Published by exdone
Posted on August 11, 2008
If you get the following error message repeatedly when a ColdFusion page connects to a database, deselect the Maintain Connections option for the data source:
[Macromedia][Oracle JDBC Driver]Connection reset by peer: socket write error
If you do not want to deselect the Maintain Connections option for performance reasons, you can lower the Timeout setting for the data source from the default of 20 minutes to 1 or 2 minutes. This way, if your database connections are dropped by a database server event, your ColdFusion MX server will recover in 1 or 2 minutes instead of 20 minutes.
Coldfusion release notes
Connection reset by peer.
A connection was forcibly closed by a peer. This normally results from a loss of the connection on the remote socket due to a timeout or a restart. On a datastream socket, the connection was reset. This reset could be generated locally by the network system when it detects a connection failure, or it might be received from the remote host (in TCP terms, the remote host sent an RST packet). This error is also possible on a datagram socket; for instance, this error could result if your application sends a UDP datagram to a host, which rejects it by responding with an ICMP Port Unreachable.
Check the following: 1. Ping the remote host you were connected to. If it doesn’t respond, it might be offline or there might be a network problem along the way. If it does respond, this problem might have been a transient one (so you can reconnect now), or the server application you were connected to might have terminated (so you might not be able to connect again). 2. Ping a local host to verify that your local network is still functioning (if on a serial connection, see next step). 3. Ping your local router address. If you are on a serial connection, your local router is the IP address of the host you initially logged on to using SLIP or PPP. 4. Ping a host on the same subnet as the host you were connected to (if you know of one). This will verify that the destination network is functioning. 5. Type tracert at the command prompt to determine the path to the host you were connected to. This won’t reveal too much unless you know the router addresses at the remote end, but it might help to identify if the problem is somewhere along the way.

◆ **Parts of the exercise**:
1. In the troubleshooting post, what is the default Timeout setting for the data source?
2. Transcribe the part of the troubleshooting post that begins with the words containing "Coldfusion release notes" and ends with "ICMP Port Unreachable.".
The listing is separate material with no connection to the troubleshooting post.

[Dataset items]

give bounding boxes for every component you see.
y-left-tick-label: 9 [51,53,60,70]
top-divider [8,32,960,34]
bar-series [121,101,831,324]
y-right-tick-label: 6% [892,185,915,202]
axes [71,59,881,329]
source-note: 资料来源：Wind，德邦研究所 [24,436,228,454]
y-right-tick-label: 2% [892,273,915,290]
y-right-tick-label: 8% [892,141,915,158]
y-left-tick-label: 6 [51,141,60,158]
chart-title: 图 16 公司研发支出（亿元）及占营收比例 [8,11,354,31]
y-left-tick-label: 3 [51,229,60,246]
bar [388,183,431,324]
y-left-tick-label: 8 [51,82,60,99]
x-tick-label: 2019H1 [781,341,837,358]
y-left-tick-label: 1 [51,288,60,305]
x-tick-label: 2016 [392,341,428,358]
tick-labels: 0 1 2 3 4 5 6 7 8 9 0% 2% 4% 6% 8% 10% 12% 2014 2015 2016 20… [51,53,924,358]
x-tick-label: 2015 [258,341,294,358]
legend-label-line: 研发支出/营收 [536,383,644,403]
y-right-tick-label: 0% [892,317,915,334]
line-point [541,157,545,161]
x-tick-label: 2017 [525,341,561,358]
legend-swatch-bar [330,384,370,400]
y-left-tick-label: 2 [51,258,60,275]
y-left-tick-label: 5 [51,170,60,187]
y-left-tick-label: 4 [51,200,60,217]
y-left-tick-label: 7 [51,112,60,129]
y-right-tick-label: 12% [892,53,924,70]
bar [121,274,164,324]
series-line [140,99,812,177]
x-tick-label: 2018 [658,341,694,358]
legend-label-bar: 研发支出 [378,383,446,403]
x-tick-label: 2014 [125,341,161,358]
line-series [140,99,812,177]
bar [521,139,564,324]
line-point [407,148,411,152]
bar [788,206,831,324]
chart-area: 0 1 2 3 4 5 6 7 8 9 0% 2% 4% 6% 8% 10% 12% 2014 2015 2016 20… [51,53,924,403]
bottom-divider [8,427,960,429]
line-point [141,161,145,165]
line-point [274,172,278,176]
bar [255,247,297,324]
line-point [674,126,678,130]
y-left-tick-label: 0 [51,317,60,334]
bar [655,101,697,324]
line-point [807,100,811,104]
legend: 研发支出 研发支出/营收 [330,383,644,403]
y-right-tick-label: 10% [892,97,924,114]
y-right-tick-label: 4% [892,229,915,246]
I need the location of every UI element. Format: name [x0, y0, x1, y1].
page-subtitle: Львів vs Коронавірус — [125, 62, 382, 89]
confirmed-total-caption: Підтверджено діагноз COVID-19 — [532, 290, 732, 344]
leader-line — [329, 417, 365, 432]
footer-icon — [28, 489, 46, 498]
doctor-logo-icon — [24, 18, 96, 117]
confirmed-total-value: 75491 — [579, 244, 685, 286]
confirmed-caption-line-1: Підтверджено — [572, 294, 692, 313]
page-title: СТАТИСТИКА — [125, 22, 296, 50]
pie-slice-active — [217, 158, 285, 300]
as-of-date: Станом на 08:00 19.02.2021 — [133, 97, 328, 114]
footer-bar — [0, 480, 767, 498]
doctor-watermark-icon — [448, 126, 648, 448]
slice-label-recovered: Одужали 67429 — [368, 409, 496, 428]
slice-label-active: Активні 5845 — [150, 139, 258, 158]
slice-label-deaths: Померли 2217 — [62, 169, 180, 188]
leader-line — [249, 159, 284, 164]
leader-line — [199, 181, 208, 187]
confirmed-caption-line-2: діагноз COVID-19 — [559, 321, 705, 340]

◆ **Answers provided**:
1. 20 minutes.

2.
Coldfusion release notes
Connection reset by peer.
A connection was forcibly closed by a peer. This normally results from a loss of the connection on the remote socket due to a timeout or a restart. On a datastream socket, the connection was reset. This reset could be generated locally by the network system when it detects a connection failure, or it might be received from the remote host (in TCP terms, the remote host sent an RST packet). This error is also possible on a datagram socket; for instance, this error could result if your application sends a UDP datagram to a host, which rejects it by responding with an ICMP Port Unreachable.